WRITTEN PROBLEM: Gather, from the listing beneath this task, every line holding the string "support".

--- START EXERCISE MATERIAL ---

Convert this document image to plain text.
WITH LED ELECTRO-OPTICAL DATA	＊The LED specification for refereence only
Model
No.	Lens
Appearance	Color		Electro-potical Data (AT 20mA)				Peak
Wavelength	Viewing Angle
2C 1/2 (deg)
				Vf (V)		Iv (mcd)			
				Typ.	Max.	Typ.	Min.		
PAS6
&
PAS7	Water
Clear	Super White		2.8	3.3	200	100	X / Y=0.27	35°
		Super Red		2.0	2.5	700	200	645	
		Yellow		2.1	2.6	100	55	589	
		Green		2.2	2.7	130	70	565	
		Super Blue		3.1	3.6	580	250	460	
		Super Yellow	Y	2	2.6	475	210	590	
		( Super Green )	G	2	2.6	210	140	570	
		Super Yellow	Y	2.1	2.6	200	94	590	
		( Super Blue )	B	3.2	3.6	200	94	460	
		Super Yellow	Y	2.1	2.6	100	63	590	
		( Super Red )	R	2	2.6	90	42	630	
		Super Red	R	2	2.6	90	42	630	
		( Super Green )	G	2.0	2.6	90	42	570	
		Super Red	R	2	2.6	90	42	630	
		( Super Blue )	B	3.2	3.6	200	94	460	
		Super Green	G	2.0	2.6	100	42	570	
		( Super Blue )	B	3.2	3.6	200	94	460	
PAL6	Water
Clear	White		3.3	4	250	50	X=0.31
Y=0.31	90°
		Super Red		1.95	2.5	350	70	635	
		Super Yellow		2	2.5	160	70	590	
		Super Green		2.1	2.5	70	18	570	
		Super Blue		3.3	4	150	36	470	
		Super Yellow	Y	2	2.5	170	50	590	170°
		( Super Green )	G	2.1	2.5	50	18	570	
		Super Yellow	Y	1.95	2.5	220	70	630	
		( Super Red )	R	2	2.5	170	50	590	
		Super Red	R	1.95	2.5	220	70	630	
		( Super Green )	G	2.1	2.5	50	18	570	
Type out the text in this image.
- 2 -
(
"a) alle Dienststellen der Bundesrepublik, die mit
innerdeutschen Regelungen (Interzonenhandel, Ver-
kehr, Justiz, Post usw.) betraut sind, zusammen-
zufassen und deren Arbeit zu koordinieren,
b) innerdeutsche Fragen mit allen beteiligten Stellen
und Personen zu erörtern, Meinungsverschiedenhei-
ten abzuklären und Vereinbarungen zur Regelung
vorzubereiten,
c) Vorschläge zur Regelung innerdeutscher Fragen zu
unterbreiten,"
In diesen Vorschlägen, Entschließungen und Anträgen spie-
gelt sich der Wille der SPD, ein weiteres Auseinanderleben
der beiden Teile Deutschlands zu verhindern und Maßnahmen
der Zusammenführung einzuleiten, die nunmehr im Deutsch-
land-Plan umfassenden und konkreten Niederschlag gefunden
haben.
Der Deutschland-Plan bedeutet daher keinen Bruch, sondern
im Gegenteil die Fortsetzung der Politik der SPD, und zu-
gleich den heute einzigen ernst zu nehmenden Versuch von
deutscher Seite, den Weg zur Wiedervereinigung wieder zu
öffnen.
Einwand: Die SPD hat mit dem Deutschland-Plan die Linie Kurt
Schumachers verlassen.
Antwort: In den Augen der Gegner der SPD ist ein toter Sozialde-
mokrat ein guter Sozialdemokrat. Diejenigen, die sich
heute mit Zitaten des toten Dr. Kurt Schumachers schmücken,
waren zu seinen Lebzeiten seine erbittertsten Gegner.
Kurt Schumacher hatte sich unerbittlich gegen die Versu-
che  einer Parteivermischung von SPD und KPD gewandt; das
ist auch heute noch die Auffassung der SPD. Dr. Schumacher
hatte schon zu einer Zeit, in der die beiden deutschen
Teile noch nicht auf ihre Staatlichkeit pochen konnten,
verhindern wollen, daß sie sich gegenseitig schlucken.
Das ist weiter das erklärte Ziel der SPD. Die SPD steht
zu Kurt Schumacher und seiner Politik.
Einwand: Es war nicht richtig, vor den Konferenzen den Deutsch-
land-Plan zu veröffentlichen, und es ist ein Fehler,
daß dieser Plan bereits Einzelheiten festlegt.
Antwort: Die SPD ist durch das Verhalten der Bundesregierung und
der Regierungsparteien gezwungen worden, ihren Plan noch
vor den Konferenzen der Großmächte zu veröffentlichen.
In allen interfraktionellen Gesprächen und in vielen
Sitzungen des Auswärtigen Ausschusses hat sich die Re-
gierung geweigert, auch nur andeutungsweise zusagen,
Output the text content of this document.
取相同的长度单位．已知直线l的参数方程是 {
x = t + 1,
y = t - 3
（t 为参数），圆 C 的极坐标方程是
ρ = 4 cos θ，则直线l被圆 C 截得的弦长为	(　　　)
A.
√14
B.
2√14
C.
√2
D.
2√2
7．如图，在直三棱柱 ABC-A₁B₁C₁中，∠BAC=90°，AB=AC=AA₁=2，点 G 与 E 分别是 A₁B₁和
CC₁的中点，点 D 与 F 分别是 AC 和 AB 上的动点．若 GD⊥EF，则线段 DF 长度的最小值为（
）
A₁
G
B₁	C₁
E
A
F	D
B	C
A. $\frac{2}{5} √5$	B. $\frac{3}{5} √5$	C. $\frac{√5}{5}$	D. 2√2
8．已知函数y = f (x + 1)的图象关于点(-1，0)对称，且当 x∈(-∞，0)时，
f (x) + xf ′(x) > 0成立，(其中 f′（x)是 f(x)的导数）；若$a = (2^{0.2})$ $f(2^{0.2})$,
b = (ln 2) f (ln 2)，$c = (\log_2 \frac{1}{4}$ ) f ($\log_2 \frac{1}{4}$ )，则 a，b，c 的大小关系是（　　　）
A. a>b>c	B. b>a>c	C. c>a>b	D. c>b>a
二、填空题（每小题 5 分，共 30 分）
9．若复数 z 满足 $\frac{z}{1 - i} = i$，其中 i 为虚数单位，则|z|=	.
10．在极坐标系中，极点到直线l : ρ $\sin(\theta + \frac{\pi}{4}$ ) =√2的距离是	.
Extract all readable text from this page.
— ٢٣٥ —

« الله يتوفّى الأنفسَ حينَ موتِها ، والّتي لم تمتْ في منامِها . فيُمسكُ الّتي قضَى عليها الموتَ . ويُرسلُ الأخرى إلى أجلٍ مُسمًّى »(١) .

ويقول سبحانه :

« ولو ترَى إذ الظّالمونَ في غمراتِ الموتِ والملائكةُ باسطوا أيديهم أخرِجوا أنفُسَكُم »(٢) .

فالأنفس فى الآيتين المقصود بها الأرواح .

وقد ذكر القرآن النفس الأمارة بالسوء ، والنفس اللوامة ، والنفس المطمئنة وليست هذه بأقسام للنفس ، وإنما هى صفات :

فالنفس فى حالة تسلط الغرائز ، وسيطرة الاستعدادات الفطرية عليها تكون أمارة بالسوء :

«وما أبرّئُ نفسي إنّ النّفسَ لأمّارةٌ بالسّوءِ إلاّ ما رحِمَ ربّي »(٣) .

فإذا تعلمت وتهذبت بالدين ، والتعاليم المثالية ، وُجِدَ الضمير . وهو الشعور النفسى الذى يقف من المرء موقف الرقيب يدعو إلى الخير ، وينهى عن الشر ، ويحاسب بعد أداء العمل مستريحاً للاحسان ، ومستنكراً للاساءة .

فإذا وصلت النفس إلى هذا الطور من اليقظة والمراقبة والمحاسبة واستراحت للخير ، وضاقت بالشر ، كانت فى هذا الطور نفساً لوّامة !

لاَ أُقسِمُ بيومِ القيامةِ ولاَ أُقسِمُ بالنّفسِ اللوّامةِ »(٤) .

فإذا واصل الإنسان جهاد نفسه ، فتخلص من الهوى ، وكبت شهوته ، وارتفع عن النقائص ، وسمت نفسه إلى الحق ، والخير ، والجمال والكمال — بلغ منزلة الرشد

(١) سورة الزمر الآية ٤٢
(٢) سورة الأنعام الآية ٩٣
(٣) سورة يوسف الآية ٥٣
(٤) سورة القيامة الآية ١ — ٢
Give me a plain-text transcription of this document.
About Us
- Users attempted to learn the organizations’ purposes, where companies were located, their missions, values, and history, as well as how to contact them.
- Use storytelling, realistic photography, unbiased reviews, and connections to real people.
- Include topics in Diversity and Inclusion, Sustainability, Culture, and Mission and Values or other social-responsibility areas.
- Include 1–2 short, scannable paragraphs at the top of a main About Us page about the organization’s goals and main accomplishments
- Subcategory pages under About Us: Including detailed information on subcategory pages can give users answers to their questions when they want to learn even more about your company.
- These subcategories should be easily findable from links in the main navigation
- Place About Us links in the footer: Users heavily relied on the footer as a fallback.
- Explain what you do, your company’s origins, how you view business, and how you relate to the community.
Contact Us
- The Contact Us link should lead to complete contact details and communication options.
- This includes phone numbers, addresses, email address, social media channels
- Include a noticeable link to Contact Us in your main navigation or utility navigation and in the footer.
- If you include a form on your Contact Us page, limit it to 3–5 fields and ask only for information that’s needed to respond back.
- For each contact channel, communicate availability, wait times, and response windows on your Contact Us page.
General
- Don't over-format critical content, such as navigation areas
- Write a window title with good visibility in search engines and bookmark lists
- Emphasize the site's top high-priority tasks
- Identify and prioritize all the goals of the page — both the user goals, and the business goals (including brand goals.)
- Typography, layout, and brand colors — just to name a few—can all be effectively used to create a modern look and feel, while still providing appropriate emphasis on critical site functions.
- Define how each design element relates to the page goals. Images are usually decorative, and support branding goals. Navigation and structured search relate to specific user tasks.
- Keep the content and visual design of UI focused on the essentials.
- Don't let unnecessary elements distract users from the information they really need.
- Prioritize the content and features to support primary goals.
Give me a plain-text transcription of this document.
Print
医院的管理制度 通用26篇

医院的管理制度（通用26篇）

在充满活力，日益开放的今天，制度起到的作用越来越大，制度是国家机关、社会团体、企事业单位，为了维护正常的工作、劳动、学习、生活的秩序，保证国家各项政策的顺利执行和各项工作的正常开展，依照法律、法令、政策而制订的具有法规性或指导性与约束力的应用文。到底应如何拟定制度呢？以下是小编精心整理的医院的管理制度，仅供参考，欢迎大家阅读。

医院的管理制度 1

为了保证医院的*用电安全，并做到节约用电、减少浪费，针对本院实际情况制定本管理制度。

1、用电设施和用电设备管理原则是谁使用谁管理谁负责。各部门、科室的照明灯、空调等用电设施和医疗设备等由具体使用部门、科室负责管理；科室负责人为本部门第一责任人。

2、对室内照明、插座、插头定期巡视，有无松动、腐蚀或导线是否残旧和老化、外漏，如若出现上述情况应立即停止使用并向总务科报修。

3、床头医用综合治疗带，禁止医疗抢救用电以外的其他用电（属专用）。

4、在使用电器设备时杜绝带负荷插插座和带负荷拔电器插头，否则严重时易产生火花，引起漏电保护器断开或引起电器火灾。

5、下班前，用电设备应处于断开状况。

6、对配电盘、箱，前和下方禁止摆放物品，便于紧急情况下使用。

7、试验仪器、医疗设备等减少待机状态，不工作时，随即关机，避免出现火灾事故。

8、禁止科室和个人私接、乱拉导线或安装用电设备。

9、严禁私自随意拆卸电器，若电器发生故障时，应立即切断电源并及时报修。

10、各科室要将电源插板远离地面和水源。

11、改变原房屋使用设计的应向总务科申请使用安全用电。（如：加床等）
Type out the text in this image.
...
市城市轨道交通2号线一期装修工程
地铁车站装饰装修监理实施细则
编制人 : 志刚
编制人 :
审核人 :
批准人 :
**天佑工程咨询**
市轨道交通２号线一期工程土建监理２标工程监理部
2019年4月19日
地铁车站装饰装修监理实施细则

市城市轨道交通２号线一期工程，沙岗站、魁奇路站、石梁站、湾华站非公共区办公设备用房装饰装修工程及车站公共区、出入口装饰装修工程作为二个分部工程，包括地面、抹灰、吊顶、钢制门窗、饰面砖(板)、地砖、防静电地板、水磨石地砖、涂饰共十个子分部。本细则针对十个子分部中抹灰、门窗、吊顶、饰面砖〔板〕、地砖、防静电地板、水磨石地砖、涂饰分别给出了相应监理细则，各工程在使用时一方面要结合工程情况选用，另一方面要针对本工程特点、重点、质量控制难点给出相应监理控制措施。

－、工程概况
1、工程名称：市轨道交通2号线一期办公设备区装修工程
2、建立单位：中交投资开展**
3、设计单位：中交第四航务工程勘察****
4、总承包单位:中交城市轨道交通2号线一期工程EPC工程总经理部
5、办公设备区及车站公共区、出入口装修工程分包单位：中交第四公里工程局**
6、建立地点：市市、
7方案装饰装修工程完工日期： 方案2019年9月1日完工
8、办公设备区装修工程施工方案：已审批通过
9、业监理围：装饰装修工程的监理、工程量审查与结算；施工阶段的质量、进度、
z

--- END EXERCISE MATERIAL ---

EXERCISE ANSWER:
- Define how each design element relates to the page goals. Images are usually decorative, and support branding goals. Navigation and structured search relate to specific user tasks.
- Prioritize the content and features to support primary goals.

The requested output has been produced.